### DOCUMENT EXCERPT
_ _ _

Orthodox or Hasidic Jews wear an undergarment called a tallit katan in remembrance of covenants made with God (see Numbers 15:39-40). Sikhs wear Katchera, cotton underwear signifying their commitment to purity, as well as a variety of outer clothing and accoutrements. Holy clothing or vestments (robes, cassocks, surplices, veils, tunics, etc.) are a part of nearly every world religion, ancient and modern, and have special symbolic significance for adherents. Latter-day Saints wear sacred clothing under their regular clothing because it represents their personal, private covenant with God. It is a way of taking the temple into the world without making it open to ridicule or mockery.

I have worn such garments (as Mormons call them) from the time I was eighteen and first went to a Mormon temple. On that occasion and on numerous subsequent visits, I have made or renewed covenants to be a better, more faithful person, including trying to be a better Christian. Each symbol on the garment represents a specific devotional covenant, the totality of which can be summed in Christ’s two great commandments—to love God and to love others as ourselves. Thus, Latter-day Saints attempt to show their inward covenants through outward acts of devotion and service.

We live in a world in which the secular seems increasingly to triumph over the sacred, in which the number of sacred spaces and experiences seems to be diminishing as a part of our lived human experience. In actuality, we lose an essential part of our collective culture when we lose the sacred. To consider nothing sacred is, to paraphrase Rumi, to create a division between our hearts and our ability to act in the world. Believers of all persuasions (and hopefully non-believers as well) have a responsibility to preserve the sacred, to keep at least some flame of the holy alive. If Thoreau was right in stating, “In wildness is the preservation of the world,” we might also say, “In the sacred is the preservation of humanity.”

_ _ _

### SUPPLIED DATA
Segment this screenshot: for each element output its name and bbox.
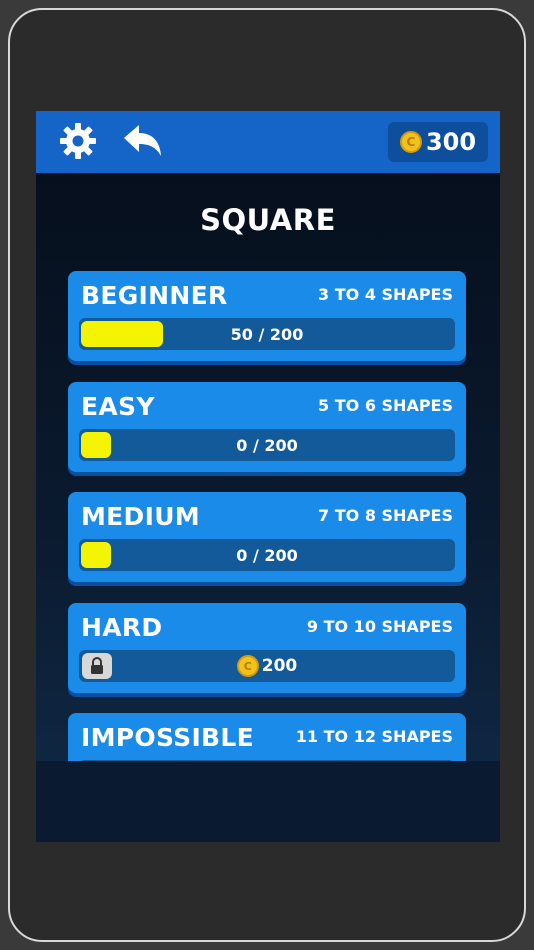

_ _ _

### WRITTEN TASKS
• a. Name the kinds of holy clothing or vestments that the passage on sacred clothing lists in parentheses.
• b. From the passage on sacred clothing, reproduce the text starting at "I have worn" and ending at "devotion and service.".
The data can be set aside; everything needed is in the passage about sacred clothing.

### TASK SOLUTIONS
• a. robes, cassocks, surplices, veils, tunics

• b.
I have worn such garments (as Mormons call them) from the time I was eighteen and first went to a Mormon temple. On that occasion and on numerous subsequent visits, I have made or renewed covenants to be a better, more faithful person, including trying to be a better Christian. Each symbol on the garment represents a specific devotional covenant, the totality of which can be summed in Christ’s two great commandments—to love God and to love others as ourselves. Thus, Latter-day Saints attempt to show their inward covenants through outward acts of devotion and service.